**What is needed:**
Your task is to output all the records below, word for word.

**Available records:**

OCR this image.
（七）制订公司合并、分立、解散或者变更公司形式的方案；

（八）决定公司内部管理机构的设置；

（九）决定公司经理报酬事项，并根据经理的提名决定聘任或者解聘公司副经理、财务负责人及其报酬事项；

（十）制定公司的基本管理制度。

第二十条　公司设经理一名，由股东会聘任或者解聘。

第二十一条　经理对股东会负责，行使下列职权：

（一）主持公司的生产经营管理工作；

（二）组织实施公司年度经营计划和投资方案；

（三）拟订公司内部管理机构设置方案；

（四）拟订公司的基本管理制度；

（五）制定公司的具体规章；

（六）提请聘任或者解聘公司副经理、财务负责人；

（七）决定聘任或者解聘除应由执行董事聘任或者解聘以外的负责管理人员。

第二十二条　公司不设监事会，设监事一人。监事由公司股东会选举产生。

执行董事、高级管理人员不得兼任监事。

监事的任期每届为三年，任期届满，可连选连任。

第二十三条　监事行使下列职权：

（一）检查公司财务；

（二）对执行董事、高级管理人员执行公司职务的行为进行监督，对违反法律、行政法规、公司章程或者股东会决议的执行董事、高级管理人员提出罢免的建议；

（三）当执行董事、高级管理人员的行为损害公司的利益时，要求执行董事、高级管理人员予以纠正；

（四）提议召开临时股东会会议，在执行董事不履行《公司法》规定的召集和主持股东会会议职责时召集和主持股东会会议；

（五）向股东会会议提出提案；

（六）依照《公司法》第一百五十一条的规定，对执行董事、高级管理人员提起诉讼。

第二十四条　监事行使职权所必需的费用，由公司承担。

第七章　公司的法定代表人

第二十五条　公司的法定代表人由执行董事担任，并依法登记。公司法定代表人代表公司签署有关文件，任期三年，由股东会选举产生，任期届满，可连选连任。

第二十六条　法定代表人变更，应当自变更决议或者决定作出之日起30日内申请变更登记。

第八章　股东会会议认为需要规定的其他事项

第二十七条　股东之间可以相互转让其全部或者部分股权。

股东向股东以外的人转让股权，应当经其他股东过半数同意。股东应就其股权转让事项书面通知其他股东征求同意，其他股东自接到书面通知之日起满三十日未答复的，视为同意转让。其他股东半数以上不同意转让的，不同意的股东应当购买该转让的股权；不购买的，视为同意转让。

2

**Task output:**
OCR this image.
（七）制订公司合并、分立、解散或者变更公司形式的方案；

（八）决定公司内部管理机构的设置；

（九）决定公司经理报酬事项，并根据经理的提名决定聘任或者解聘公司副经理、财务负责人及其报酬事项；

（十）制定公司的基本管理制度。

第二十条　公司设经理一名，由股东会聘任或者解聘。

第二十一条　经理对股东会负责，行使下列职权：

（一）主持公司的生产经营管理工作；

（二）组织实施公司年度经营计划和投资方案；

（三）拟订公司内部管理机构设置方案；

（四）拟订公司的基本管理制度；

（五）制定公司的具体规章；

（六）提请聘任或者解聘公司副经理、财务负责人；

（七）决定聘任或者解聘除应由执行董事聘任或者解聘以外的负责管理人员。

第二十二条　公司不设监事会，设监事一人。监事由公司股东会选举产生。

执行董事、高级管理人员不得兼任监事。

监事的任期每届为三年，任期届满，可连选连任。

第二十三条　监事行使下列职权：

（一）检查公司财务；

（二）对执行董事、高级管理人员执行公司职务的行为进行监督，对违反法律、行政法规、公司章程或者股东会决议的执行董事、高级管理人员提出罢免的建议；

（三）当执行董事、高级管理人员的行为损害公司的利益时，要求执行董事、高级管理人员予以纠正；

（四）提议召开临时股东会会议，在执行董事不履行《公司法》规定的召集和主持股东会会议职责时召集和主持股东会会议；

（五）向股东会会议提出提案；

（六）依照《公司法》第一百五十一条的规定，对执行董事、高级管理人员提起诉讼。

第二十四条　监事行使职权所必需的费用，由公司承担。

第七章　公司的法定代表人

第二十五条　公司的法定代表人由执行董事担任，并依法登记。公司法定代表人代表公司签署有关文件，任期三年，由股东会选举产生，任期届满，可连选连任。

第二十六条　法定代表人变更，应当自变更决议或者决定作出之日起30日内申请变更登记。

第八章　股东会会议认为需要规定的其他事项

第二十七条　股东之间可以相互转让其全部或者部分股权。

股东向股东以外的人转让股权，应当经其他股东过半数同意。股东应就其股权转让事项书面通知其他股东征求同意，其他股东自接到书面通知之日起满三十日未答复的，视为同意转让。其他股东半数以上不同意转让的，不同意的股东应当购买该转让的股权；不购买的，视为同意转让。

2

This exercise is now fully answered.